WHAT YOU ARE ASKED TO DO
Answer with nothing but the number of lines that include the word "type".

PROVIDED ENTRIES
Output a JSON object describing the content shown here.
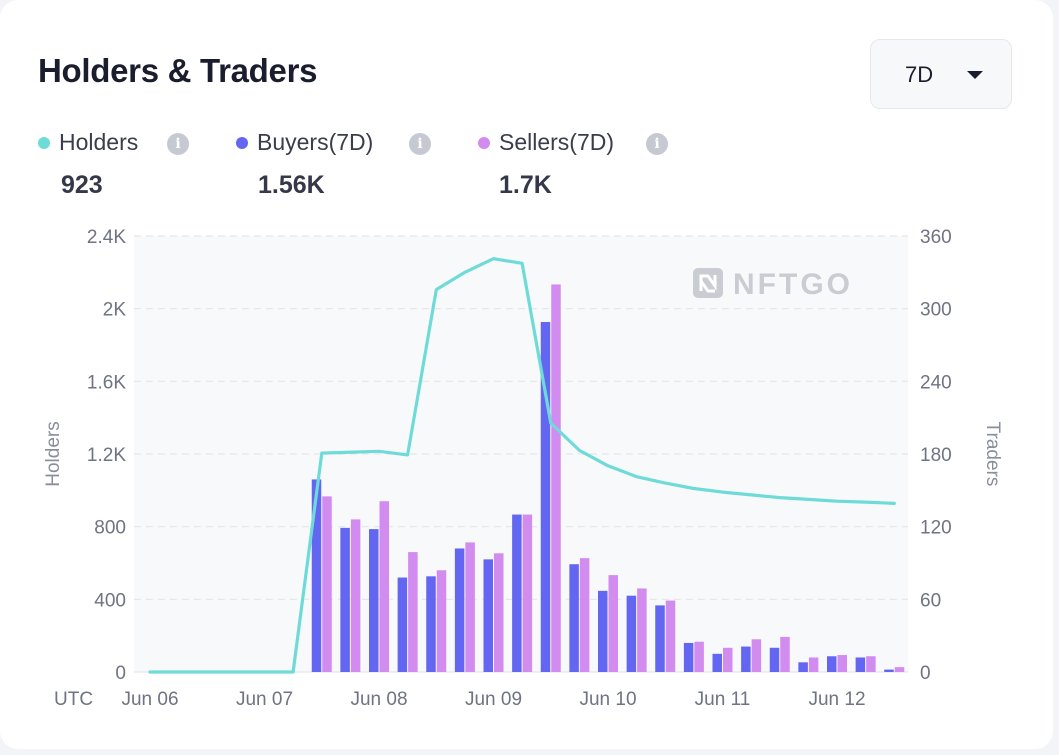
{
  "title": "Holders & Traders",
  "range_selector": {
    "value": "7D"
  },
  "legend": [
    {
      "key": "holders",
      "label": "Holders",
      "value": "923",
      "color": "#6fdbd8"
    },
    {
      "key": "buyers",
      "label": "Buyers(7D)",
      "value": "1.56K",
      "color": "#6266f0"
    },
    {
      "key": "sellers",
      "label": "Sellers(7D)",
      "value": "1.7K",
      "color": "#d28bef"
    }
  ],
  "watermark": "NFTGO",
  "chart_data": {
    "type": "bar+line",
    "timezone_label": "UTC",
    "x_tick_labels": [
      "Jun 06",
      "Jun 07",
      "Jun 08",
      "Jun 09",
      "Jun 10",
      "Jun 11",
      "Jun 12"
    ],
    "left_axis": {
      "label": "Holders",
      "range": [
        0,
        2400
      ],
      "tick_labels": [
        "0",
        "400",
        "800",
        "1.2K",
        "1.6K",
        "2K",
        "2.4K"
      ]
    },
    "right_axis": {
      "label": "Traders",
      "range": [
        0,
        360
      ],
      "tick_labels": [
        "0",
        "60",
        "120",
        "180",
        "240",
        "300",
        "360"
      ]
    },
    "grid": true,
    "watermark_position": "top-right",
    "bar_periods_days": [
      1.5,
      1.75,
      2.0,
      2.25,
      2.5,
      2.75,
      3.0,
      3.25,
      3.5,
      3.75,
      4.0,
      4.25,
      4.5,
      4.75,
      5.0,
      5.25,
      5.5,
      5.75,
      6.0,
      6.25,
      6.5
    ],
    "series": [
      {
        "name": "Holders",
        "type": "line",
        "axis": "left",
        "color": "#6fdbd8",
        "points": [
          [
            0.0,
            0
          ],
          [
            1.25,
            0
          ],
          [
            1.5,
            1205
          ],
          [
            2.0,
            1215
          ],
          [
            2.25,
            1195
          ],
          [
            2.5,
            2105
          ],
          [
            2.75,
            2200
          ],
          [
            3.0,
            2275
          ],
          [
            3.25,
            2250
          ],
          [
            3.5,
            1370
          ],
          [
            3.75,
            1220
          ],
          [
            4.0,
            1135
          ],
          [
            4.25,
            1075
          ],
          [
            4.5,
            1040
          ],
          [
            4.75,
            1010
          ],
          [
            5.0,
            990
          ],
          [
            5.25,
            975
          ],
          [
            5.5,
            960
          ],
          [
            5.75,
            950
          ],
          [
            6.0,
            940
          ],
          [
            6.25,
            935
          ],
          [
            6.5,
            928
          ]
        ]
      },
      {
        "name": "Buyers(7D)",
        "type": "bar",
        "axis": "right",
        "color": "#6266f0",
        "values": [
          159,
          119,
          118,
          78,
          79,
          102,
          93,
          130,
          289,
          89,
          67,
          63,
          55,
          24,
          15,
          21,
          20,
          8,
          13,
          12,
          2
        ]
      },
      {
        "name": "Sellers(7D)",
        "type": "bar",
        "axis": "right",
        "color": "#d28bef",
        "values": [
          145,
          126,
          141,
          99,
          84,
          107,
          98,
          130,
          320,
          94,
          80,
          69,
          59,
          25,
          20,
          27,
          29,
          12,
          14,
          13,
          4
        ]
      }
    ]
  }
}
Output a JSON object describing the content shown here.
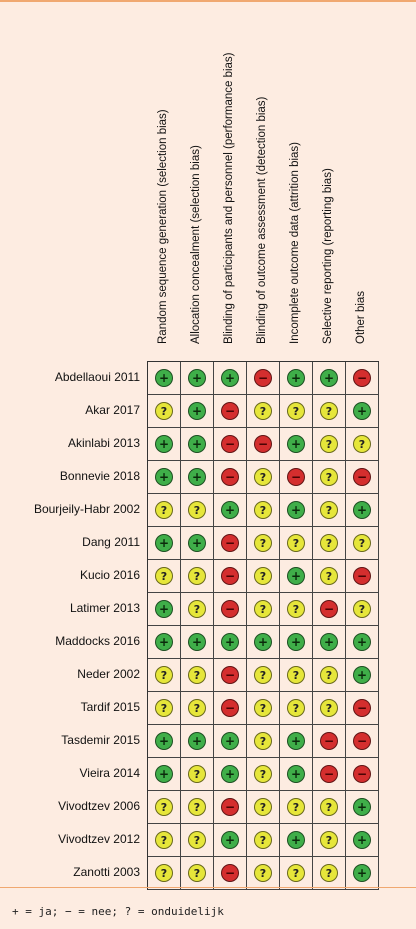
{
  "columns": [
    "Random sequence generation (selection bias)",
    "Allocation concealment (selection bias)",
    "Blinding of participants and personnel (performance bias)",
    "Blinding of outcome assessment (detection bias)",
    "Incomplete outcome data (attrition bias)",
    "Selective reporting (reporting bias)",
    "Other bias"
  ],
  "rows": [
    {
      "study": "Abdellaoui 2011",
      "cells": [
        "+",
        "+",
        "+",
        "-",
        "+",
        "+",
        "-"
      ]
    },
    {
      "study": "Akar 2017",
      "cells": [
        "?",
        "+",
        "-",
        "?",
        "?",
        "?",
        "+"
      ]
    },
    {
      "study": "Akinlabi 2013",
      "cells": [
        "+",
        "+",
        "-",
        "-",
        "+",
        "?",
        "?"
      ]
    },
    {
      "study": "Bonnevie 2018",
      "cells": [
        "+",
        "+",
        "-",
        "?",
        "-",
        "?",
        "-"
      ]
    },
    {
      "study": "Bourjeily-Habr 2002",
      "cells": [
        "?",
        "?",
        "+",
        "?",
        "+",
        "?",
        "+"
      ]
    },
    {
      "study": "Dang 2011",
      "cells": [
        "+",
        "+",
        "-",
        "?",
        "?",
        "?",
        "?"
      ]
    },
    {
      "study": "Kucio 2016",
      "cells": [
        "?",
        "?",
        "-",
        "?",
        "+",
        "?",
        "-"
      ]
    },
    {
      "study": "Latimer 2013",
      "cells": [
        "+",
        "?",
        "-",
        "?",
        "?",
        "-",
        "?"
      ]
    },
    {
      "study": "Maddocks 2016",
      "cells": [
        "+",
        "+",
        "+",
        "+",
        "+",
        "+",
        "+"
      ]
    },
    {
      "study": "Neder 2002",
      "cells": [
        "?",
        "?",
        "-",
        "?",
        "?",
        "?",
        "+"
      ]
    },
    {
      "study": "Tardif 2015",
      "cells": [
        "?",
        "?",
        "-",
        "?",
        "?",
        "?",
        "-"
      ]
    },
    {
      "study": "Tasdemir 2015",
      "cells": [
        "+",
        "+",
        "+",
        "?",
        "+",
        "-",
        "-"
      ]
    },
    {
      "study": "Vieira 2014",
      "cells": [
        "+",
        "?",
        "+",
        "?",
        "+",
        "-",
        "-"
      ]
    },
    {
      "study": "Vivodtzev 2006",
      "cells": [
        "?",
        "?",
        "-",
        "?",
        "?",
        "?",
        "+"
      ]
    },
    {
      "study": "Vivodtzev 2012",
      "cells": [
        "?",
        "?",
        "+",
        "?",
        "+",
        "?",
        "+"
      ]
    },
    {
      "study": "Zanotti 2003",
      "cells": [
        "?",
        "?",
        "-",
        "?",
        "?",
        "?",
        "+"
      ]
    }
  ],
  "symbols": {
    "plus": {
      "glyph": "+",
      "color": "#3fae49"
    },
    "minus": {
      "glyph": "−",
      "color": "#d42e2e"
    },
    "unclear": {
      "glyph": "?",
      "color": "#e6e63a"
    }
  },
  "legend": "+ = ja; − = nee; ? = onduidelijk"
}
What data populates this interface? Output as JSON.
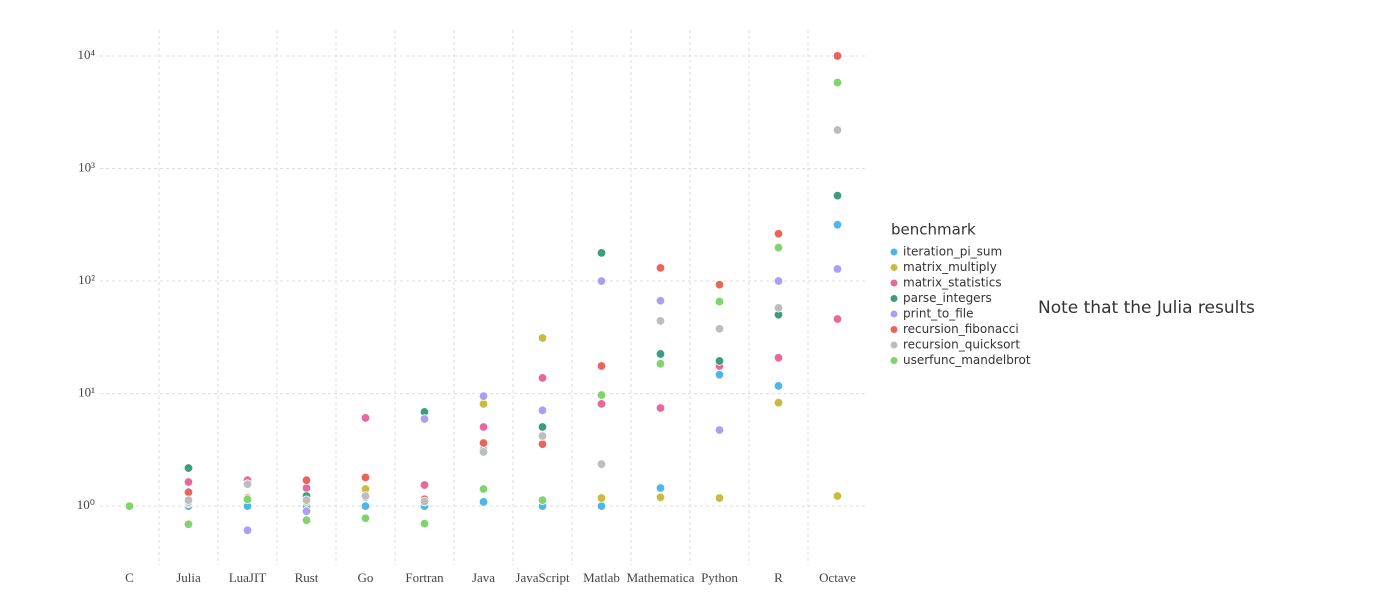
{
  "chart_data": {
    "type": "scatter",
    "log_y": true,
    "grid": true,
    "legend_position": "right",
    "legend_title": "benchmark",
    "note": "Note that the Julia results",
    "categories": [
      "C",
      "Julia",
      "LuaJIT",
      "Rust",
      "Go",
      "Fortran",
      "Java",
      "JavaScript",
      "Matlab",
      "Mathematica",
      "Python",
      "R",
      "Octave"
    ],
    "ylim": [
      0.3,
      17000
    ],
    "yticks": [
      {
        "value": 1,
        "label": "10⁰"
      },
      {
        "value": 10,
        "label": "10¹"
      },
      {
        "value": 100,
        "label": "10²"
      },
      {
        "value": 1000,
        "label": "10³"
      },
      {
        "value": 10000,
        "label": "10⁴"
      }
    ],
    "series": [
      {
        "name": "iteration_pi_sum",
        "color": "#4fb6ec",
        "values": [
          1,
          1,
          1,
          1,
          1,
          1,
          1.09,
          1,
          1,
          1.45,
          14.7,
          11.7,
          316
        ]
      },
      {
        "name": "matrix_multiply",
        "color": "#c9bb3c",
        "values": [
          1,
          1.06,
          1.15,
          1.09,
          1.42,
          1.15,
          8.1,
          31.2,
          1.18,
          1.2,
          1.18,
          8.3,
          1.23
        ]
      },
      {
        "name": "matrix_statistics",
        "color": "#e9689c",
        "values": [
          1,
          1.64,
          1.7,
          1.45,
          6.08,
          1.54,
          5.05,
          13.8,
          8.1,
          7.45,
          17.6,
          20.8,
          46
        ]
      },
      {
        "name": "parse_integers",
        "color": "#3a9e7c",
        "values": [
          1,
          2.18,
          1.18,
          1.23,
          1.2,
          6.87,
          3.15,
          5.05,
          178,
          22.5,
          19.5,
          50.2,
          574
        ]
      },
      {
        "name": "print_to_file",
        "color": "#ab9ff2",
        "values": [
          1,
          1.09,
          0.61,
          0.9,
          1.77,
          5.95,
          9.5,
          7.1,
          100,
          66.8,
          4.75,
          100,
          128
        ]
      },
      {
        "name": "recursion_fibonacci",
        "color": "#e8655a",
        "values": [
          1,
          1.33,
          1.18,
          1.7,
          1.8,
          1.15,
          3.64,
          3.56,
          17.6,
          131,
          93,
          263,
          10000
        ]
      },
      {
        "name": "recursion_quicksort",
        "color": "#bdbdbd",
        "values": [
          1,
          1.13,
          1.57,
          1.13,
          1.23,
          1.1,
          3.03,
          4.2,
          2.36,
          44.3,
          37.7,
          57.8,
          2200
        ]
      },
      {
        "name": "userfunc_mandelbrot",
        "color": "#7fd46c",
        "values": [
          1,
          0.69,
          1.15,
          0.75,
          0.78,
          0.7,
          1.42,
          1.13,
          9.7,
          18.4,
          65.7,
          198,
          5800
        ]
      }
    ]
  }
}
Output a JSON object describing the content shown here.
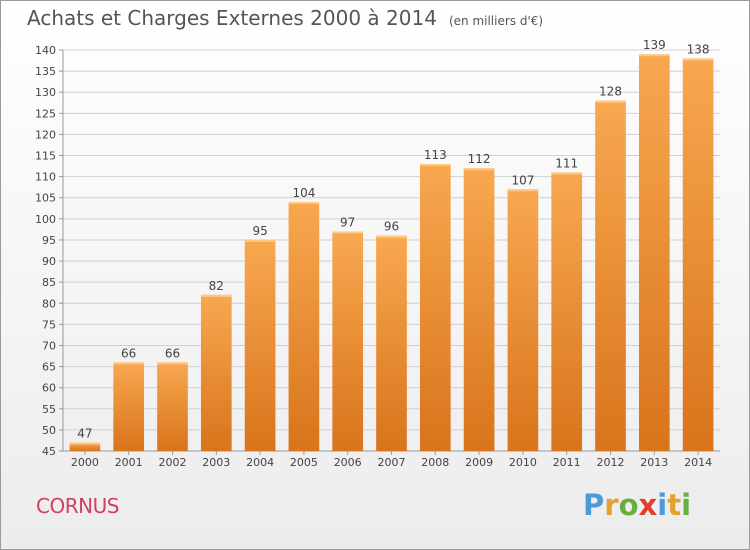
{
  "title": "Achats et Charges Externes 2000 à 2014",
  "subtitle": "(en milliers d'€)",
  "commune": "CORNUS",
  "logo_text": "Proxiti",
  "chart_data": {
    "type": "bar",
    "title": "Achats et Charges Externes 2000 à 2014",
    "subtitle": "(en milliers d'€)",
    "xlabel": "",
    "ylabel": "",
    "categories": [
      "2000",
      "2001",
      "2002",
      "2003",
      "2004",
      "2005",
      "2006",
      "2007",
      "2008",
      "2009",
      "2010",
      "2011",
      "2012",
      "2013",
      "2014"
    ],
    "values": [
      47,
      66,
      66,
      82,
      95,
      104,
      97,
      96,
      113,
      112,
      107,
      111,
      128,
      139,
      138
    ],
    "ylim": [
      45,
      140
    ],
    "yticks": [
      45,
      50,
      55,
      60,
      65,
      70,
      75,
      80,
      85,
      90,
      95,
      100,
      105,
      110,
      115,
      120,
      125,
      130,
      135,
      140
    ],
    "grid": true,
    "legend": "none",
    "colors": {
      "bar_light": "#f8a850",
      "bar_dark": "#d8741c",
      "grid": "#d0d0d0",
      "text": "#444444"
    }
  }
}
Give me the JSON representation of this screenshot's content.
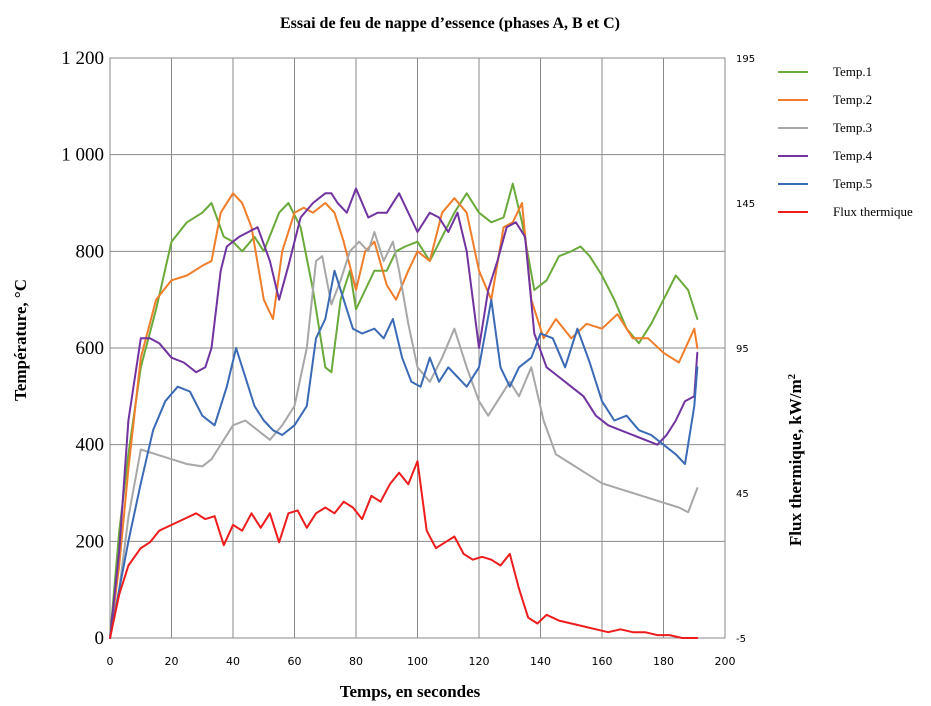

EXPECTED ANSWER
6